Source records
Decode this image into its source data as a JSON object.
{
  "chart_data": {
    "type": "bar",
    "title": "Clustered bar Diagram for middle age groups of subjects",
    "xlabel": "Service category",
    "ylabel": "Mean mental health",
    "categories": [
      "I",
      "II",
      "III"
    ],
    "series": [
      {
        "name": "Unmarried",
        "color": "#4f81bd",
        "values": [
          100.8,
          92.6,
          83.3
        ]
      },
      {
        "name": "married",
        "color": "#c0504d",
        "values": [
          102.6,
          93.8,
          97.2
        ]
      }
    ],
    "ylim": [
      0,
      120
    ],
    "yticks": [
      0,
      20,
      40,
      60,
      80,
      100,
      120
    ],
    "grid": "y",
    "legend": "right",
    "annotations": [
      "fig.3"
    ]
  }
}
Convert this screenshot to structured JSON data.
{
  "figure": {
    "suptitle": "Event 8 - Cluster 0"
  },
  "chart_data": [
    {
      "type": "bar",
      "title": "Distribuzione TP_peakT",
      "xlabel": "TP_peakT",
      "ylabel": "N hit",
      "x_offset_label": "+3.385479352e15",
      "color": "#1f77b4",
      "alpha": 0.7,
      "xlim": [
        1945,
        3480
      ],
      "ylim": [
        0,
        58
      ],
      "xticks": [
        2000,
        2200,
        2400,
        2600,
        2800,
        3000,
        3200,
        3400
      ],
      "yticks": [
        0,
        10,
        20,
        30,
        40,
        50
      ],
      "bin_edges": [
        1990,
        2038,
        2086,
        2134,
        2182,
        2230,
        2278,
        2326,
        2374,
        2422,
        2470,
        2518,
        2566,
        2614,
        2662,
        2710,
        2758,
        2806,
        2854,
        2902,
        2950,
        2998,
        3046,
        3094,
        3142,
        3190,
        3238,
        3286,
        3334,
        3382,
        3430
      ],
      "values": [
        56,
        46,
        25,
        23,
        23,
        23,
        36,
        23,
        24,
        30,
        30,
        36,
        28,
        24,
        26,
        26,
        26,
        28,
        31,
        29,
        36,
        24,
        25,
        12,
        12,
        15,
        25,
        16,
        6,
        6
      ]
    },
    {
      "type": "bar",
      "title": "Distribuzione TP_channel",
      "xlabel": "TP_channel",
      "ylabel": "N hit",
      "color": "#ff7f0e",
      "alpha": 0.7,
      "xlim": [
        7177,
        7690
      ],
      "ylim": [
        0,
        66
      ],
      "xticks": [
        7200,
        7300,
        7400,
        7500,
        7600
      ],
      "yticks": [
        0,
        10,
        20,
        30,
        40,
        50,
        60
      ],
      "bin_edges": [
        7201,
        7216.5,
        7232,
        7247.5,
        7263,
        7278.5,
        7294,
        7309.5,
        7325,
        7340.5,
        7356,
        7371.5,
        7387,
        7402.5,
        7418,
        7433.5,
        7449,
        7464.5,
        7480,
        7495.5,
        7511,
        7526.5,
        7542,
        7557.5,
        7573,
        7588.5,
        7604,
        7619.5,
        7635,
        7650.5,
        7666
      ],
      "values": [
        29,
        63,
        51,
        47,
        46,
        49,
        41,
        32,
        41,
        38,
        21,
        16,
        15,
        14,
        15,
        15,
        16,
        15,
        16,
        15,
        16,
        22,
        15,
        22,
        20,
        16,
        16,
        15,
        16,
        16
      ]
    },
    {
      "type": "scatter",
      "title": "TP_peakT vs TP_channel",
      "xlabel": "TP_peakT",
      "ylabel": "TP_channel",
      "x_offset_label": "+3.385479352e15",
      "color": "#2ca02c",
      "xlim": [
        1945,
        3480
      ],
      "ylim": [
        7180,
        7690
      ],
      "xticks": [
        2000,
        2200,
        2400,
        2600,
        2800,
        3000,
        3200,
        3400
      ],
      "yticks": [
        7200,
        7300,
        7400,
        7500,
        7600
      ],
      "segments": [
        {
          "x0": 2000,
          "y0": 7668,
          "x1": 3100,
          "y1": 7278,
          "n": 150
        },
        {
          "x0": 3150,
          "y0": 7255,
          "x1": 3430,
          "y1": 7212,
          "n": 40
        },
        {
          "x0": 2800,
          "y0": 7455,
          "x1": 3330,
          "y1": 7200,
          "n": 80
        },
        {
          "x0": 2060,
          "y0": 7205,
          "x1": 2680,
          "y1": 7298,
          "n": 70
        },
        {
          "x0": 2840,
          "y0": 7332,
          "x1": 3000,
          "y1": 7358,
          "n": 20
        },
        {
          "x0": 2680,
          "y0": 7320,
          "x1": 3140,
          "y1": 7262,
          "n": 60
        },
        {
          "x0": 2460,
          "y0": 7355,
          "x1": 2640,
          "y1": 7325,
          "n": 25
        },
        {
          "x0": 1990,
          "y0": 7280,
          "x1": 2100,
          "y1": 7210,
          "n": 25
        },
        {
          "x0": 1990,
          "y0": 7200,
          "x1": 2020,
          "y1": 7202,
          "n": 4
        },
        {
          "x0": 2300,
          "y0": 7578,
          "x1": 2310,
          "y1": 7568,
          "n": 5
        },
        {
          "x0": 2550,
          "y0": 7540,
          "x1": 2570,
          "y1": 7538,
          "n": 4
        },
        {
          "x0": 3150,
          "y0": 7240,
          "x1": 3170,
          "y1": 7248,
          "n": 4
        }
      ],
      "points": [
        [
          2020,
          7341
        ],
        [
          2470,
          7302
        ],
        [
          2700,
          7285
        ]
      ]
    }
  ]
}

▶ **Set exercise**: Read the data above. Pull out each line in which the string "Distribuzione" appears.

▶ **Solution to this exercise**:
      "title": "Distribuzione TP_peakT",
      "title": "Distribuzione TP_channel",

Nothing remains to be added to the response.